WHAT YOU ARE ASKED TO DO: Reproduce the records word for word, starting from the first line and ending with the line that contains "row-kind: Best <box>456 478 512 513</box>", including both of those lines.

Bounding box annotations:
◇ ◇ ◇ ◇ ◇
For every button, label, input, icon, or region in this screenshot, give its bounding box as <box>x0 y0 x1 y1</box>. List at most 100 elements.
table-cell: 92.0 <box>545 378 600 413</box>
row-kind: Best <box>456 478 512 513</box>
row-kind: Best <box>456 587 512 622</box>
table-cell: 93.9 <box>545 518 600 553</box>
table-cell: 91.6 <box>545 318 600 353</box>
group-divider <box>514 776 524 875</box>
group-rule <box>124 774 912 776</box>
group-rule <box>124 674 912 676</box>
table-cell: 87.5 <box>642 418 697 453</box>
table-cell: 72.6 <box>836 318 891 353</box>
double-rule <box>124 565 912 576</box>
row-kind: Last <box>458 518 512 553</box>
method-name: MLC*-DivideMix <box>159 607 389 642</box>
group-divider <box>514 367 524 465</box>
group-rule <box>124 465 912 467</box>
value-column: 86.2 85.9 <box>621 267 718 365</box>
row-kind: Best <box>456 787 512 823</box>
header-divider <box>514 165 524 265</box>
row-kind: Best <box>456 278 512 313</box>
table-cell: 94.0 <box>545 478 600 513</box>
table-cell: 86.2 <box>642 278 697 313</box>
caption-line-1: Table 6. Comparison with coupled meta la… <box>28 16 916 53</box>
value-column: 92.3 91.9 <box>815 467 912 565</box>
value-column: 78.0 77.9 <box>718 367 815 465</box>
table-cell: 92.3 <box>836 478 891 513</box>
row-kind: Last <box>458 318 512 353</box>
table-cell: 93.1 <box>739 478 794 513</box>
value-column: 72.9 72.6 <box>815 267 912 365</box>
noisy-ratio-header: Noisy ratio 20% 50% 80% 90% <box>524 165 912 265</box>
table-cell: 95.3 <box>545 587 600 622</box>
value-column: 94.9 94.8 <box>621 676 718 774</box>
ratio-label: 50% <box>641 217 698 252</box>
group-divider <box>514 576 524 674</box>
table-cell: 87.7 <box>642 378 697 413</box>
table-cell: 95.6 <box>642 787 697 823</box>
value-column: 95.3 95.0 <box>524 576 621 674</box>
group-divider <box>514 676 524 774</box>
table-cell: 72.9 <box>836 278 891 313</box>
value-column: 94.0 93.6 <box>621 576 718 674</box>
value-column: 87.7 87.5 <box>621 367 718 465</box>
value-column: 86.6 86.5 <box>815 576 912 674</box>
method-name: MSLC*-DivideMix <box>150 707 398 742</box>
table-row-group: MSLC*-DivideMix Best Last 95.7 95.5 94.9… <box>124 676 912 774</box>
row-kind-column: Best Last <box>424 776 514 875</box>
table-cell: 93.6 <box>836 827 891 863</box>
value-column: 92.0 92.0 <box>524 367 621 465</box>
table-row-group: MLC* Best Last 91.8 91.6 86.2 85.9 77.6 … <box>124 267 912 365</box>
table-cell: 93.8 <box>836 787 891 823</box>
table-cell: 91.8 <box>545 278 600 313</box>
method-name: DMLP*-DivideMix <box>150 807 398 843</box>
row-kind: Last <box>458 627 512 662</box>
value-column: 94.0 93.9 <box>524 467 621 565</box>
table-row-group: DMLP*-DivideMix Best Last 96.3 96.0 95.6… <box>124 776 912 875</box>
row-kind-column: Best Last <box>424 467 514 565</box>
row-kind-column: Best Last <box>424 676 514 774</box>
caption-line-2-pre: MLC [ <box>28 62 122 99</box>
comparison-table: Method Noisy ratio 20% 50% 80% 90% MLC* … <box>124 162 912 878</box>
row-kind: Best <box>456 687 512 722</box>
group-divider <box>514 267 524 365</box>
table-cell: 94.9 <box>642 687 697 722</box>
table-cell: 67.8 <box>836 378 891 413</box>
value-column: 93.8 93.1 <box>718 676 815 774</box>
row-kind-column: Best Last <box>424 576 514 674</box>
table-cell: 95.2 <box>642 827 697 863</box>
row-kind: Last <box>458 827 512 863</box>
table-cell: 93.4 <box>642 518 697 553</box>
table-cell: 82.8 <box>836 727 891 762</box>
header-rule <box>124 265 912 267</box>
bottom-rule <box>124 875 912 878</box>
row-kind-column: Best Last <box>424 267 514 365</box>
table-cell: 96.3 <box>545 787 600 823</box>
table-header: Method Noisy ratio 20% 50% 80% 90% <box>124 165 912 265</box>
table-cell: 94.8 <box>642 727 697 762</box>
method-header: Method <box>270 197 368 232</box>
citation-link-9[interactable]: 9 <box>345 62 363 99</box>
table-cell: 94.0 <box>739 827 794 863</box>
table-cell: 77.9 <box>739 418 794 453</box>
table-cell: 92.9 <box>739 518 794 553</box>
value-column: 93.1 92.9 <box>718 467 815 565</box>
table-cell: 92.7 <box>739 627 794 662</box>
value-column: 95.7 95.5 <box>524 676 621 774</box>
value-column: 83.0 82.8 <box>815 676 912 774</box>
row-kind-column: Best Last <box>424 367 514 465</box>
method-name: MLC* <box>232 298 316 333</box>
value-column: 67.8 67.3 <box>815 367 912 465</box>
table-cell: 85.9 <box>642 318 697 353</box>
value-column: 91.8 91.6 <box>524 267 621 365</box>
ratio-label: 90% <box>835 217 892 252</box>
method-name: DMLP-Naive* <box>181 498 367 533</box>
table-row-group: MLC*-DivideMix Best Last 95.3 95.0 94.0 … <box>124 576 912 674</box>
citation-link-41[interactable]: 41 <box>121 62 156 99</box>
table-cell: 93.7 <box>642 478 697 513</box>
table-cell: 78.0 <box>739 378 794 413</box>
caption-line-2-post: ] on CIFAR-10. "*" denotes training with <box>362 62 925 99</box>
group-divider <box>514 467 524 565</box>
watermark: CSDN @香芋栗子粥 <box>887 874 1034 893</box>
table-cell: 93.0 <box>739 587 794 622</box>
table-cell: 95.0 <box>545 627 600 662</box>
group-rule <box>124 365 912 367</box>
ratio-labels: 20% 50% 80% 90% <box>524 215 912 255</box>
◇ ◇ ◇ ◇ ◇
SOLUTION BELOW:
For every button, label, input, icon, or region in this screenshot, give its bounding box as <box>x0 y0 x1 y1</box>. List at most 100 elements.
table-cell: 92.0 <box>545 378 600 413</box>
row-kind: Best <box>456 478 512 513</box>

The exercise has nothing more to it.